# Aim of the exercise
Transcribe the listing verbatim. Do not carry over any pictures.

# Data supplied

>> begin

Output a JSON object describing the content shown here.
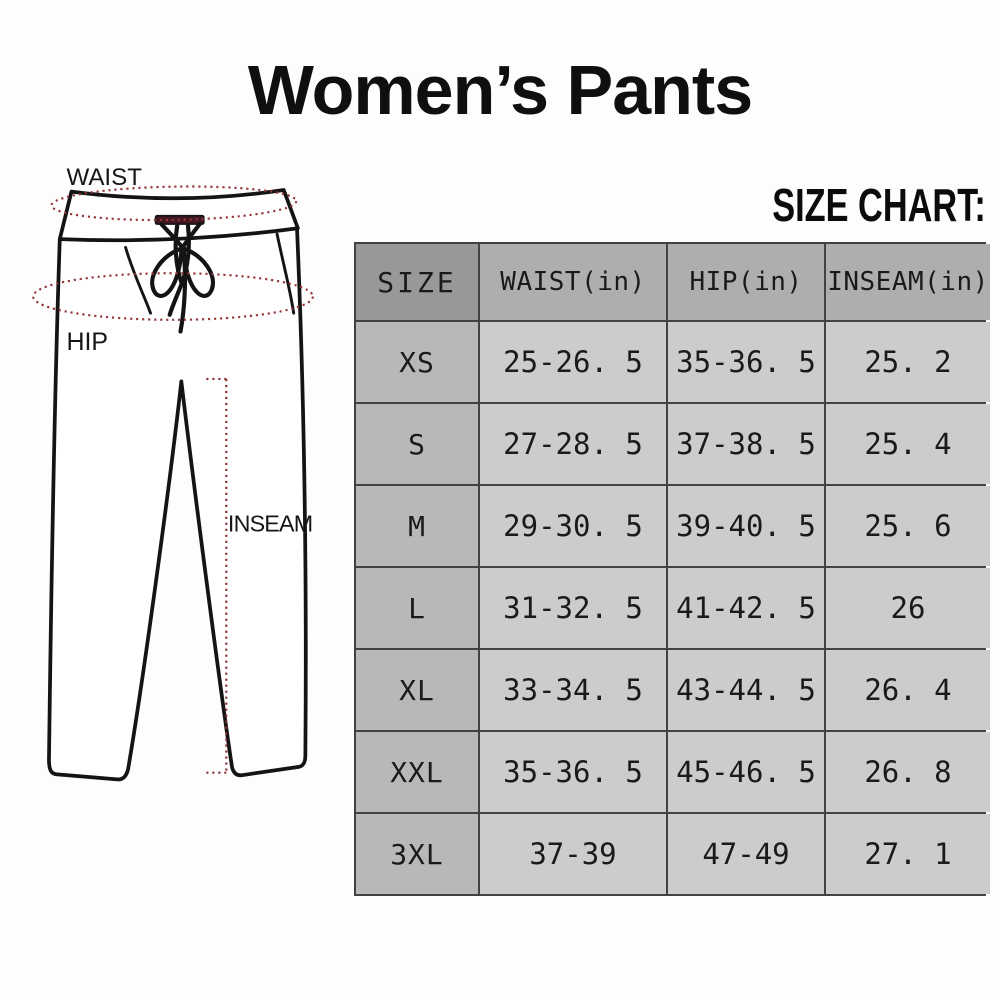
{
  "title": "Women’s Pants",
  "heading": "SIZE CHART:",
  "diagram": {
    "waist_label": "WAIST",
    "hip_label": "HIP",
    "inseam_label": "INSEAM"
  },
  "table": {
    "columns": [
      "SIZE",
      "WAIST(in)",
      "HIP(in)",
      "INSEAM(in)"
    ],
    "rows": [
      [
        "XS",
        "25-26. 5",
        "35-36. 5",
        "25. 2"
      ],
      [
        "S",
        "27-28. 5",
        "37-38. 5",
        "25. 4"
      ],
      [
        "M",
        "29-30. 5",
        "39-40. 5",
        "25. 6"
      ],
      [
        "L",
        "31-32. 5",
        "41-42. 5",
        "26"
      ],
      [
        "XL",
        "33-34. 5",
        "43-44. 5",
        "26. 4"
      ],
      [
        "XXL",
        "35-36. 5",
        "45-46. 5",
        "26. 8"
      ],
      [
        "3XL",
        "37-39",
        "47-49",
        "27. 1"
      ]
    ]
  },
  "chart_data": {
    "type": "table",
    "title": "Women's Pants — SIZE CHART",
    "units": "inches",
    "columns": [
      "SIZE",
      "WAIST(in)",
      "HIP(in)",
      "INSEAM(in)"
    ],
    "rows": [
      [
        "XS",
        "25-26.5",
        "35-36.5",
        "25.2"
      ],
      [
        "S",
        "27-28.5",
        "37-38.5",
        "25.4"
      ],
      [
        "M",
        "29-30.5",
        "39-40.5",
        "25.6"
      ],
      [
        "L",
        "31-32.5",
        "41-42.5",
        "26"
      ],
      [
        "XL",
        "33-34.5",
        "43-44.5",
        "26.4"
      ],
      [
        "XXL",
        "35-36.5",
        "45-46.5",
        "26.8"
      ],
      [
        "3XL",
        "37-39",
        "47-49",
        "27.1"
      ]
    ]
  },
  "colors": {
    "measure_line_red": "#93383a",
    "drawstring_bar": "#451722",
    "pants_outline": "#141414",
    "table_border": "#424242",
    "header_size_bg": "#989898",
    "header_bg": "#aeaeae",
    "size_column_bg": "#b8b8b8",
    "data_cell_bg": "#cccccc",
    "text": "#1a1a1a",
    "background": "#fdfdfd"
  }
}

>> end

# Problem solution
Output a JSON object describing the content shown here.
{
  "title": "Women’s Pants",
  "heading": "SIZE CHART:",
  "diagram": {
    "waist_label": "WAIST",
    "hip_label": "HIP",
    "inseam_label": "INSEAM"
  },
  "table": {
    "columns": [
      "SIZE",
      "WAIST(in)",
      "HIP(in)",
      "INSEAM(in)"
    ],
    "rows": [
      [
        "XS",
        "25-26. 5",
        "35-36. 5",
        "25. 2"
      ],
      [
        "S",
        "27-28. 5",
        "37-38. 5",
        "25. 4"
      ],
      [
        "M",
        "29-30. 5",
        "39-40. 5",
        "25. 6"
      ],
      [
        "L",
        "31-32. 5",
        "41-42. 5",
        "26"
      ],
      [
        "XL",
        "33-34. 5",
        "43-44. 5",
        "26. 4"
      ],
      [
        "XXL",
        "35-36. 5",
        "45-46. 5",
        "26. 8"
      ],
      [
        "3XL",
        "37-39",
        "47-49",
        "27. 1"
      ]
    ]
  },
  "chart_data": {
    "type": "table",
    "title": "Women's Pants — SIZE CHART",
    "units": "inches",
    "columns": [
      "SIZE",
      "WAIST(in)",
      "HIP(in)",
      "INSEAM(in)"
    ],
    "rows": [
      [
        "XS",
        "25-26.5",
        "35-36.5",
        "25.2"
      ],
      [
        "S",
        "27-28.5",
        "37-38.5",
        "25.4"
      ],
      [
        "M",
        "29-30.5",
        "39-40.5",
        "25.6"
      ],
      [
        "L",
        "31-32.5",
        "41-42.5",
        "26"
      ],
      [
        "XL",
        "33-34.5",
        "43-44.5",
        "26.4"
      ],
      [
        "XXL",
        "35-36.5",
        "45-46.5",
        "26.8"
      ],
      [
        "3XL",
        "37-39",
        "47-49",
        "27.1"
      ]
    ]
  },
  "colors": {
    "measure_line_red": "#93383a",
    "drawstring_bar": "#451722",
    "pants_outline": "#141414",
    "table_border": "#424242",
    "header_size_bg": "#989898",
    "header_bg": "#aeaeae",
    "size_column_bg": "#b8b8b8",
    "data_cell_bg": "#cccccc",
    "text": "#1a1a1a",
    "background": "#fdfdfd"
  }
}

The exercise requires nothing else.